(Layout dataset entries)
-=-=-

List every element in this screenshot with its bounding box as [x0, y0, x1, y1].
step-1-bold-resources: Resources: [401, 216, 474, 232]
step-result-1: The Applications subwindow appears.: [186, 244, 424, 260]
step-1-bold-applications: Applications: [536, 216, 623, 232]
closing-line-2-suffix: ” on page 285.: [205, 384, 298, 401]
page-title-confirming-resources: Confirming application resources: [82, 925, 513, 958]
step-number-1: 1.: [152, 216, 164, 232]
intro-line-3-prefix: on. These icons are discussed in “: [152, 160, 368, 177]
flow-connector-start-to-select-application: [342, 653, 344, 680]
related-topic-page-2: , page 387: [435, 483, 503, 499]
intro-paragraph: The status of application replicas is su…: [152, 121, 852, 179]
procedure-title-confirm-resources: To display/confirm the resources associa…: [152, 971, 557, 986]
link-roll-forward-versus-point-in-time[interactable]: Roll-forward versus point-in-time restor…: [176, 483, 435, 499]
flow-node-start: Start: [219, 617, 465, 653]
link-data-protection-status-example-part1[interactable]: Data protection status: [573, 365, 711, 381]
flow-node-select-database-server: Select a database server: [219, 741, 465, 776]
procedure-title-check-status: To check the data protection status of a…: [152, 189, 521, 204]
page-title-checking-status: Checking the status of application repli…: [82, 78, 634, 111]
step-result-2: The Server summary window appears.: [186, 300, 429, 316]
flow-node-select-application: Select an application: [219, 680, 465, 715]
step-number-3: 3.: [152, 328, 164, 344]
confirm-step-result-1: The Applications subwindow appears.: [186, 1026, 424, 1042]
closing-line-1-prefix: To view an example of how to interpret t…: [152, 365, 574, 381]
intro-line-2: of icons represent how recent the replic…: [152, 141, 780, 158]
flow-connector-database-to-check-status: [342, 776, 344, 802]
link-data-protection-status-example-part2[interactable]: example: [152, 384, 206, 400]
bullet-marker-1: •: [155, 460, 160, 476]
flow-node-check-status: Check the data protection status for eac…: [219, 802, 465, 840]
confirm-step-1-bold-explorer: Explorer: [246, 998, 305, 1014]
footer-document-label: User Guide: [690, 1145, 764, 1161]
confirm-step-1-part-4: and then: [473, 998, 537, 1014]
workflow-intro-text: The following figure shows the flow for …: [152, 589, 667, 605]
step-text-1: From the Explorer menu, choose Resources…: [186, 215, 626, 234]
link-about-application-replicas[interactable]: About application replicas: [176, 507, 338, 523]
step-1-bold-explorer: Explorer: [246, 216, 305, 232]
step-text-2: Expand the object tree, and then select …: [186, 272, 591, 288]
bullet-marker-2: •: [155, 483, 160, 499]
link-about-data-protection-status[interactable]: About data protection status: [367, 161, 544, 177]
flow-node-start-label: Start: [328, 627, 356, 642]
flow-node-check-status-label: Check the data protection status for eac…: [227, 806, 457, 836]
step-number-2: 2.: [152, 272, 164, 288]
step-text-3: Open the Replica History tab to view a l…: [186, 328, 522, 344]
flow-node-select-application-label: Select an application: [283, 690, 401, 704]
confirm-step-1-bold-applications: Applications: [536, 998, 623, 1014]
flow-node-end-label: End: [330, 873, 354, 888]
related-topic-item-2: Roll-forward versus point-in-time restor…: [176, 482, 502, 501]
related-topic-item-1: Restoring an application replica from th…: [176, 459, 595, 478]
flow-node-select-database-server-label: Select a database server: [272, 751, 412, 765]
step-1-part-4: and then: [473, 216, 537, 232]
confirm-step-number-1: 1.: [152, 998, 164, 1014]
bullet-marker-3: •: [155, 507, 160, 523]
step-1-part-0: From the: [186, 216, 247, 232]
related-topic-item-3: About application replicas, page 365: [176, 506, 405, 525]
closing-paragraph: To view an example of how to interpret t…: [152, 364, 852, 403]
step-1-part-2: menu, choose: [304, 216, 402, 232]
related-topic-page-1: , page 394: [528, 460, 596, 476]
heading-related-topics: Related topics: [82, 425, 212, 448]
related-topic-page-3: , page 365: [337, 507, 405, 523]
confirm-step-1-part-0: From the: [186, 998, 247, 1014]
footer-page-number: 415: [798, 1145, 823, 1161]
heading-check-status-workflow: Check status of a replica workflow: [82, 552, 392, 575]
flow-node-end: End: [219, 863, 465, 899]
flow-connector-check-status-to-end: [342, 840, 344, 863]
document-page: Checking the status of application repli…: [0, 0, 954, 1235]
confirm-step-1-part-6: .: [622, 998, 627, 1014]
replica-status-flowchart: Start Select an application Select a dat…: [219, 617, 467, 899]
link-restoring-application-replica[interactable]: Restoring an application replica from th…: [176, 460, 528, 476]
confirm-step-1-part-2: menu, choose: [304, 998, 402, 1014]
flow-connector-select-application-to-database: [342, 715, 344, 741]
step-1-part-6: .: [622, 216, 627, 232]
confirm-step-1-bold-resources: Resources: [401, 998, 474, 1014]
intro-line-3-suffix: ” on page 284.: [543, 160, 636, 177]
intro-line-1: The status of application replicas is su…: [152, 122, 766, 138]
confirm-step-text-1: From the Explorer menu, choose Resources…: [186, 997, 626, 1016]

-=-=-

Copy all of the records above line for line, keeping every character unchanged.

**Response for this exercise**
List every element in this screenshot with its bounding box as [x0, y0, x1, y1].
step-1-bold-resources: Resources: [401, 216, 474, 232]
step-result-1: The Applications subwindow appears.: [186, 244, 424, 260]
step-1-bold-applications: Applications: [536, 216, 623, 232]
closing-line-2-suffix: ” on page 285.: [205, 384, 298, 401]
page-title-confirming-resources: Confirming application resources: [82, 925, 513, 958]
step-number-1: 1.: [152, 216, 164, 232]
intro-line-3-prefix: on. These icons are discussed in “: [152, 160, 368, 177]
flow-connector-start-to-select-application: [342, 653, 344, 680]
related-topic-page-2: , page 387: [435, 483, 503, 499]
intro-paragraph: The status of application replicas is su…: [152, 121, 852, 179]
procedure-title-confirm-resources: To display/confirm the resources associa…: [152, 971, 557, 986]
link-roll-forward-versus-point-in-time[interactable]: Roll-forward versus point-in-time restor…: [176, 483, 435, 499]
flow-node-start: Start: [219, 617, 465, 653]
link-data-protection-status-example-part1[interactable]: Data protection status: [573, 365, 711, 381]
flow-node-select-database-server: Select a database server: [219, 741, 465, 776]
procedure-title-check-status: To check the data protection status of a…: [152, 189, 521, 204]
page-title-checking-status: Checking the status of application repli…: [82, 78, 634, 111]
step-result-2: The Server summary window appears.: [186, 300, 429, 316]
flow-node-select-application: Select an application: [219, 680, 465, 715]
step-number-3: 3.: [152, 328, 164, 344]
confirm-step-result-1: The Applications subwindow appears.: [186, 1026, 424, 1042]
closing-line-1-prefix: To view an example of how to interpret t…: [152, 365, 574, 381]
intro-line-2: of icons represent how recent the replic…: [152, 141, 780, 158]
flow-connector-database-to-check-status: [342, 776, 344, 802]
link-data-protection-status-example-part2[interactable]: example: [152, 384, 206, 400]
bullet-marker-1: •: [155, 460, 160, 476]
flow-node-check-status: Check the data protection status for eac…: [219, 802, 465, 840]
confirm-step-1-bold-explorer: Explorer: [246, 998, 305, 1014]
footer-document-label: User Guide: [690, 1145, 764, 1161]
confirm-step-1-part-4: and then: [473, 998, 537, 1014]
workflow-intro-text: The following figure shows the flow for …: [152, 589, 667, 605]
step-text-1: From the Explorer menu, choose Resources…: [186, 215, 626, 234]
link-about-application-replicas[interactable]: About application replicas: [176, 507, 338, 523]
step-1-bold-explorer: Explorer: [246, 216, 305, 232]
step-text-2: Expand the object tree, and then select …: [186, 272, 591, 288]
bullet-marker-2: •: [155, 483, 160, 499]
link-about-data-protection-status[interactable]: About data protection status: [367, 161, 544, 177]
flow-node-start-label: Start: [328, 627, 356, 642]
flow-node-check-status-label: Check the data protection status for eac…: [227, 806, 457, 836]
step-number-2: 2.: [152, 272, 164, 288]
step-text-3: Open the Replica History tab to view a l…: [186, 328, 522, 344]
flow-node-select-application-label: Select an application: [283, 690, 401, 704]
confirm-step-1-bold-applications: Applications: [536, 998, 623, 1014]
flow-node-end-label: End: [330, 873, 354, 888]
related-topic-item-2: Roll-forward versus point-in-time restor…: [176, 482, 502, 501]
related-topic-item-1: Restoring an application replica from th…: [176, 459, 595, 478]
flow-node-select-database-server-label: Select a database server: [272, 751, 412, 765]
step-1-part-4: and then: [473, 216, 537, 232]
confirm-step-number-1: 1.: [152, 998, 164, 1014]
bullet-marker-3: •: [155, 507, 160, 523]
step-1-part-0: From the: [186, 216, 247, 232]
related-topic-item-3: About application replicas, page 365: [176, 506, 405, 525]
closing-paragraph: To view an example of how to interpret t…: [152, 364, 852, 403]
step-1-part-2: menu, choose: [304, 216, 402, 232]
related-topic-page-1: , page 394: [528, 460, 596, 476]
heading-related-topics: Related topics: [82, 425, 212, 448]
related-topic-page-3: , page 365: [337, 507, 405, 523]
confirm-step-1-part-0: From the: [186, 998, 247, 1014]
footer-page-number: 415: [798, 1145, 823, 1161]
heading-check-status-workflow: Check status of a replica workflow: [82, 552, 392, 575]
flow-node-end: End: [219, 863, 465, 899]
flow-connector-check-status-to-end: [342, 840, 344, 863]
document-page: Checking the status of application repli…: [0, 0, 954, 1235]
confirm-step-1-part-6: .: [622, 998, 627, 1014]
replica-status-flowchart: Start Select an application Select a dat…: [219, 617, 467, 899]
link-restoring-application-replica[interactable]: Restoring an application replica from th…: [176, 460, 528, 476]
confirm-step-1-part-2: menu, choose: [304, 998, 402, 1014]
flow-connector-select-application-to-database: [342, 715, 344, 741]
step-1-part-6: .: [622, 216, 627, 232]
confirm-step-1-bold-resources: Resources: [401, 998, 474, 1014]
intro-line-3-suffix: ” on page 284.: [543, 160, 636, 177]
intro-line-1: The status of application replicas is su…: [152, 122, 766, 138]
confirm-step-text-1: From the Explorer menu, choose Resources…: [186, 997, 626, 1016]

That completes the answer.